JOB. Track down the lines that contain "issued" and copy them.
+++ SUPPLIED DATA +++
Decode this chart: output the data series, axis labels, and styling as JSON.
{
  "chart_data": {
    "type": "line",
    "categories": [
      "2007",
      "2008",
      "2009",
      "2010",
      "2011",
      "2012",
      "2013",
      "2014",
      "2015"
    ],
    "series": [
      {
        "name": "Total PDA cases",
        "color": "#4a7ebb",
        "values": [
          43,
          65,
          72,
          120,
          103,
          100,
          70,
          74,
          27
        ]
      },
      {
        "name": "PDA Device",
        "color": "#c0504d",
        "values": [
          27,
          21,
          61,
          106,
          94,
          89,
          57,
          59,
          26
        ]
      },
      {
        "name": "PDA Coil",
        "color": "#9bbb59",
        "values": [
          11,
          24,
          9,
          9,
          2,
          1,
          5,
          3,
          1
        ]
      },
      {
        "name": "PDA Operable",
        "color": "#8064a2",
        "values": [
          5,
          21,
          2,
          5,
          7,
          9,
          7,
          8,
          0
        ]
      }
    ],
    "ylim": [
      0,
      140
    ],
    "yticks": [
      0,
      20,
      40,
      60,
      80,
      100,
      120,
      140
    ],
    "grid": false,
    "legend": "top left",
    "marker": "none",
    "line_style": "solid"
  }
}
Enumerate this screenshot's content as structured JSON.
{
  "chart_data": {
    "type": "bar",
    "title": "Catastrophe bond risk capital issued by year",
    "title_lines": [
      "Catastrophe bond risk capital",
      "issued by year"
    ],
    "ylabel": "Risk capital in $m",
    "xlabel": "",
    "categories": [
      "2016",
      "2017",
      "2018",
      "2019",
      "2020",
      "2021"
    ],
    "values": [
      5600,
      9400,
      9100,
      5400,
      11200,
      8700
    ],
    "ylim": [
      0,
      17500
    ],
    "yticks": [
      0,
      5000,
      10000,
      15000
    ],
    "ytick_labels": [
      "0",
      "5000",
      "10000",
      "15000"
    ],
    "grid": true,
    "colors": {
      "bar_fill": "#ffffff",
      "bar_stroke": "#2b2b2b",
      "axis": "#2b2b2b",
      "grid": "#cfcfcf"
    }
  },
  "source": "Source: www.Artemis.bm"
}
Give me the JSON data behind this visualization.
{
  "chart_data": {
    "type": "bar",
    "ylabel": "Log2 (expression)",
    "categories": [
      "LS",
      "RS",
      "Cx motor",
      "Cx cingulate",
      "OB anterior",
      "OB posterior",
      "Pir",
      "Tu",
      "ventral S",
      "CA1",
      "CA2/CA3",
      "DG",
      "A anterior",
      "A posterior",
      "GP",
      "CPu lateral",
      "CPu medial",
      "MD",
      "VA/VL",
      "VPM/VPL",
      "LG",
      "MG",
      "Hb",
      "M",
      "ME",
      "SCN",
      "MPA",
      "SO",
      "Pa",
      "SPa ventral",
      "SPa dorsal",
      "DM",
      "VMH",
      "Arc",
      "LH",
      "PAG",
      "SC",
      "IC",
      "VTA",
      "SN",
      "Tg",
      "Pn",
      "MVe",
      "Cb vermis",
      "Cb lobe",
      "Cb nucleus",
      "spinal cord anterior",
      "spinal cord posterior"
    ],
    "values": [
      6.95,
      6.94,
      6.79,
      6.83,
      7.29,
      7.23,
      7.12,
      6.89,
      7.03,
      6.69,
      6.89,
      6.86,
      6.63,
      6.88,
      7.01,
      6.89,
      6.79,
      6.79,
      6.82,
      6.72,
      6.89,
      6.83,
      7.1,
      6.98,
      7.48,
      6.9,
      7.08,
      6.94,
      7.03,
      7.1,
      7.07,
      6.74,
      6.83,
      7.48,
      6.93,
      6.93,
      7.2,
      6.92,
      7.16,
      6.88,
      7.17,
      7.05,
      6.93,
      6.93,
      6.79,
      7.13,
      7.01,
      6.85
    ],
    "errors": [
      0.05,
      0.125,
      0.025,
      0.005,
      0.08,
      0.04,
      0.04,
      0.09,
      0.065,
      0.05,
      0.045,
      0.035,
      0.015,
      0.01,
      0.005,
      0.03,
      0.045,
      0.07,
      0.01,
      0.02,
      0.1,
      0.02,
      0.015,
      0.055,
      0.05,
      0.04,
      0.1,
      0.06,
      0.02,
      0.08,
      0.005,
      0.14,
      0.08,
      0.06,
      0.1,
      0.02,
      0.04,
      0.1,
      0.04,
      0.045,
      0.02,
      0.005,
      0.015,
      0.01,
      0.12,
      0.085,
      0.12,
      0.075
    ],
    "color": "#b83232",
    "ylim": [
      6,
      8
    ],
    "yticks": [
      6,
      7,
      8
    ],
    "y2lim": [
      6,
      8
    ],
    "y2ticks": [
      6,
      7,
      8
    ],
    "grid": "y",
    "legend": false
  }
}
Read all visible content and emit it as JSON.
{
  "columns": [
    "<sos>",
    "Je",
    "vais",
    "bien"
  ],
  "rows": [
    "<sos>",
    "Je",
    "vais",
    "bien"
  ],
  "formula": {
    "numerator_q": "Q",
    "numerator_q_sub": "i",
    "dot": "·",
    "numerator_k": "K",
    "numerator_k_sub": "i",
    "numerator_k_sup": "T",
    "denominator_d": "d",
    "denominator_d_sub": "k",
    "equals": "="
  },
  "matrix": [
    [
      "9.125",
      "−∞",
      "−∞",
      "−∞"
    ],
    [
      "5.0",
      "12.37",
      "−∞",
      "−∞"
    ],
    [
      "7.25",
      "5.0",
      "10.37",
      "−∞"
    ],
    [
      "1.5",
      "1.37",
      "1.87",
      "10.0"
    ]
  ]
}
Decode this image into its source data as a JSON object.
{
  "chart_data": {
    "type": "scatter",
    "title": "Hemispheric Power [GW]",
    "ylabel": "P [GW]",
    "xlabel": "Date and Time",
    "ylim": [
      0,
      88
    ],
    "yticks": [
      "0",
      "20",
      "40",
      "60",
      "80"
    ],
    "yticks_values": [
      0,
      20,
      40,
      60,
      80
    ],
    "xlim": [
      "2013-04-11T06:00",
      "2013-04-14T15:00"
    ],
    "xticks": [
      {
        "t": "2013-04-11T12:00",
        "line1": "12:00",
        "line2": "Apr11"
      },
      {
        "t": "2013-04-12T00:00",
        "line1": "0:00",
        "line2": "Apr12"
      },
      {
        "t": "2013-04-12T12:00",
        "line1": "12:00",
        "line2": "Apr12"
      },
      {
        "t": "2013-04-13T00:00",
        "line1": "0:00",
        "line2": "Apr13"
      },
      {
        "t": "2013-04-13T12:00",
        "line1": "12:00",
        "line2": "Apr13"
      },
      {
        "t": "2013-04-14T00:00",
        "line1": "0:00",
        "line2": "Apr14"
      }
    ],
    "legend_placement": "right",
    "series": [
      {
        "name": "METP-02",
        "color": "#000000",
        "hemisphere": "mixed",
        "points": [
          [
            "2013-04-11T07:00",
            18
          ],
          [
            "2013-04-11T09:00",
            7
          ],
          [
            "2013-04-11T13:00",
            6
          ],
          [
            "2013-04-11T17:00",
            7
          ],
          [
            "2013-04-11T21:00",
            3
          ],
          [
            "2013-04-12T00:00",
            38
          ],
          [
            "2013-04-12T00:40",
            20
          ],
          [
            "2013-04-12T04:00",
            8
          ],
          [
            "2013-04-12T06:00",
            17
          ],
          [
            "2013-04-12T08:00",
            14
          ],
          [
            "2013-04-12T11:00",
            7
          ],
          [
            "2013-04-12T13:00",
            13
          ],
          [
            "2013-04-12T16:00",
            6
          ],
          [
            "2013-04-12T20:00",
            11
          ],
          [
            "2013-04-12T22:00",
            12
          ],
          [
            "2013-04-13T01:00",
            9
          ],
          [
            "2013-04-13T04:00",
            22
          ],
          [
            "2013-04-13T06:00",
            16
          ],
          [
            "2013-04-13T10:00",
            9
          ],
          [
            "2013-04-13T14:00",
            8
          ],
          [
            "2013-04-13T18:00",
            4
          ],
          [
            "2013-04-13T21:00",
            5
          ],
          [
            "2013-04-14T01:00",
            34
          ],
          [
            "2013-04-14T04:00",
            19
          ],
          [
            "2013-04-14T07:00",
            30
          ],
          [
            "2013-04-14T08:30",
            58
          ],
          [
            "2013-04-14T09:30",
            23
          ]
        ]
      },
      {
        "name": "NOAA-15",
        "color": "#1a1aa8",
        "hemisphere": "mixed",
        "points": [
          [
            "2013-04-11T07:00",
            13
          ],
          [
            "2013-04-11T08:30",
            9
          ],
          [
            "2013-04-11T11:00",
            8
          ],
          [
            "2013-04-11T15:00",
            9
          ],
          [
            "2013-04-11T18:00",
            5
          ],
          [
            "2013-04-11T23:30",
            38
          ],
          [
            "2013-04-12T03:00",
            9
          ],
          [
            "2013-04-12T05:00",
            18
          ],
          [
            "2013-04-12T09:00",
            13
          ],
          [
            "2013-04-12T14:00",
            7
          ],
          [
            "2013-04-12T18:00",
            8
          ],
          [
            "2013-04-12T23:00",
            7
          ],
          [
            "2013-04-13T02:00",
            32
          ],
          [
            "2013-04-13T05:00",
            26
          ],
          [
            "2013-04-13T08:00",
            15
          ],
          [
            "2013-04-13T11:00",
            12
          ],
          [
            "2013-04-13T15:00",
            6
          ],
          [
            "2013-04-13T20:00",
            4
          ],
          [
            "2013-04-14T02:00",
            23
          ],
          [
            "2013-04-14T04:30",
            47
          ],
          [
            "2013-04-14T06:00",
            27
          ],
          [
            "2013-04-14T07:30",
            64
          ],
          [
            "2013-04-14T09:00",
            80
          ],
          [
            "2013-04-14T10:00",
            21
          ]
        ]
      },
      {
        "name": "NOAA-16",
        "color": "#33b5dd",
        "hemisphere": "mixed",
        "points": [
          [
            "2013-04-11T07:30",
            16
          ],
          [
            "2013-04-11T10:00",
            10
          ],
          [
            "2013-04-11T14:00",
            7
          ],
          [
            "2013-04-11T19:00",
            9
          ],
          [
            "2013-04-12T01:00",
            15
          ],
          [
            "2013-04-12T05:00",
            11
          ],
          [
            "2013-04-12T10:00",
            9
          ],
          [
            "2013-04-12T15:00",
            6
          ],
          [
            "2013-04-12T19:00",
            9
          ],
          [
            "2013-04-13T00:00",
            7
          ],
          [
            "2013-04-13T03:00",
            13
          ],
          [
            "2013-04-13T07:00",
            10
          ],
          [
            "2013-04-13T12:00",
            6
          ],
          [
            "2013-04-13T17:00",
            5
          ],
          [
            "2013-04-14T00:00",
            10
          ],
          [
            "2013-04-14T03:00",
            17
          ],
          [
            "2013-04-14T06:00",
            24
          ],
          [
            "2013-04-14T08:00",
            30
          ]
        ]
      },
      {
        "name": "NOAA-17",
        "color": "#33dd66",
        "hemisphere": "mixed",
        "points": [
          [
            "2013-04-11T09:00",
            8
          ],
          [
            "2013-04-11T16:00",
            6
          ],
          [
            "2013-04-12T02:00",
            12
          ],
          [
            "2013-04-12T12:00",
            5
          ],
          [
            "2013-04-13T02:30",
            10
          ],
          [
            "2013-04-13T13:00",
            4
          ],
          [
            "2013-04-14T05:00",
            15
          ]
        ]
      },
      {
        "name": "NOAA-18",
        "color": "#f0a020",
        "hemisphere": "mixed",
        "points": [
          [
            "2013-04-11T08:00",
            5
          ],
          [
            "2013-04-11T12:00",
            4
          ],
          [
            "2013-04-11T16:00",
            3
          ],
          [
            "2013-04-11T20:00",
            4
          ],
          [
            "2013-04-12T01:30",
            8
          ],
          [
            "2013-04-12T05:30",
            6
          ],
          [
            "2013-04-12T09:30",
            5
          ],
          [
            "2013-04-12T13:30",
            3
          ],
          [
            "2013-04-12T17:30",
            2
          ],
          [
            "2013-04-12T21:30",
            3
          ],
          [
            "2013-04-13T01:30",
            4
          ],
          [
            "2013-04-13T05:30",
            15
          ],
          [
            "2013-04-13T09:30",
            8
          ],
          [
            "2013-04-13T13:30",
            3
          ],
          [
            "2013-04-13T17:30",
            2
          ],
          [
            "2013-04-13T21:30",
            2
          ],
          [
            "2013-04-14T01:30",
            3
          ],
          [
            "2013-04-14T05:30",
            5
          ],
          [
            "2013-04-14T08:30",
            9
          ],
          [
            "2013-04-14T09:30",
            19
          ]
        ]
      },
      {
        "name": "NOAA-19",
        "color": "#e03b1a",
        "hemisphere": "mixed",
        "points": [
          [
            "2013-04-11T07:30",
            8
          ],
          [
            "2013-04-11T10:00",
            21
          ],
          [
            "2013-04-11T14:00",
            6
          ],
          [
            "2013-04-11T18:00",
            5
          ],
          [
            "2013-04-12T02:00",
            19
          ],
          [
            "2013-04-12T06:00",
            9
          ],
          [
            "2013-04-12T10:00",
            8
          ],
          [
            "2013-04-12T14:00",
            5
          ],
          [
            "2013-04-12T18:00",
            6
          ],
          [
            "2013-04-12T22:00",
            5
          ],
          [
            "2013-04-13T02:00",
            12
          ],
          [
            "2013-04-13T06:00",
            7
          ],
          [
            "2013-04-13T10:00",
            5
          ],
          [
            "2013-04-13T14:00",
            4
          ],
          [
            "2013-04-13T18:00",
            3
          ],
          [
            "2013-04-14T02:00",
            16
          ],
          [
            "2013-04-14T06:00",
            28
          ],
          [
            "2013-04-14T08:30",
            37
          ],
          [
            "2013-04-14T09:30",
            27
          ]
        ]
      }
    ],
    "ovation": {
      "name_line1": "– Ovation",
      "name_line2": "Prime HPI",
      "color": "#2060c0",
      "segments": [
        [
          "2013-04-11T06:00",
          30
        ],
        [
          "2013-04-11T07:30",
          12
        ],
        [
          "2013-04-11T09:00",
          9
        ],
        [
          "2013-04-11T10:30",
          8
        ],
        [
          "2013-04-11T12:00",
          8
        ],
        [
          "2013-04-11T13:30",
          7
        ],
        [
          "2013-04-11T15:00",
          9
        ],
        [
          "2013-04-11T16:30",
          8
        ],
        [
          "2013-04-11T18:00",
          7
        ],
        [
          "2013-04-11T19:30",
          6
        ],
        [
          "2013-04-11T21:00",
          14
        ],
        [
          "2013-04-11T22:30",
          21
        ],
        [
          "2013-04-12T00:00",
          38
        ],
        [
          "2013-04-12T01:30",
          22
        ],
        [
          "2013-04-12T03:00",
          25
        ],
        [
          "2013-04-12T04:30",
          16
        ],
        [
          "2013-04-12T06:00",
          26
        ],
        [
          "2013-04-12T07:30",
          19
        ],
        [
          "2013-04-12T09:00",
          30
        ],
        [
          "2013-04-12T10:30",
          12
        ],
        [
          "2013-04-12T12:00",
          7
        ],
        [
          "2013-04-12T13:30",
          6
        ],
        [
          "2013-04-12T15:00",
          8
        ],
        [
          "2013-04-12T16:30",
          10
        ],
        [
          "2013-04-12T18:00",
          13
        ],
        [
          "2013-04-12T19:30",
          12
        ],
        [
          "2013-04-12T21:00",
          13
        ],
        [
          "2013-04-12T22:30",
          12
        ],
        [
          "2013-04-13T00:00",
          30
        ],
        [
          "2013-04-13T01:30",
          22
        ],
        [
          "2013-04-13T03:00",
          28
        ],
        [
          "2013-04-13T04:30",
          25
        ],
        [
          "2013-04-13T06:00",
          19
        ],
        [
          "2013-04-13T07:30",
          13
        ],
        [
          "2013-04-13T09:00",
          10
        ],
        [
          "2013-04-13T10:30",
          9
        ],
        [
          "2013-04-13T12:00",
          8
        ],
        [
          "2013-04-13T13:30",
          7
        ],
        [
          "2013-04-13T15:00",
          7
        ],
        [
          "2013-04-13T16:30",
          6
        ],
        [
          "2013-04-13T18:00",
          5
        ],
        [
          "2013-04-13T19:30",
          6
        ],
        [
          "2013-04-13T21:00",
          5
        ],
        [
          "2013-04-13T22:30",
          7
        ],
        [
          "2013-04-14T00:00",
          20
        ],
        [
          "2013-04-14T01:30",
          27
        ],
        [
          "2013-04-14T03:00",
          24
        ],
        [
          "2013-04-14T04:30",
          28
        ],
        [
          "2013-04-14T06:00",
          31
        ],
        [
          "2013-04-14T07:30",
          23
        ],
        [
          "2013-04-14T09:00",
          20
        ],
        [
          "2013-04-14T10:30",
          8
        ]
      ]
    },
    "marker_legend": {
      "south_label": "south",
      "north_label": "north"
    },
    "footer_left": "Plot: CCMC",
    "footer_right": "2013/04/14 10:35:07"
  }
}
+++
RESPONSE TO THE TASK.
    "title": "Catastrophe bond risk capital issued by year",
      "issued by year"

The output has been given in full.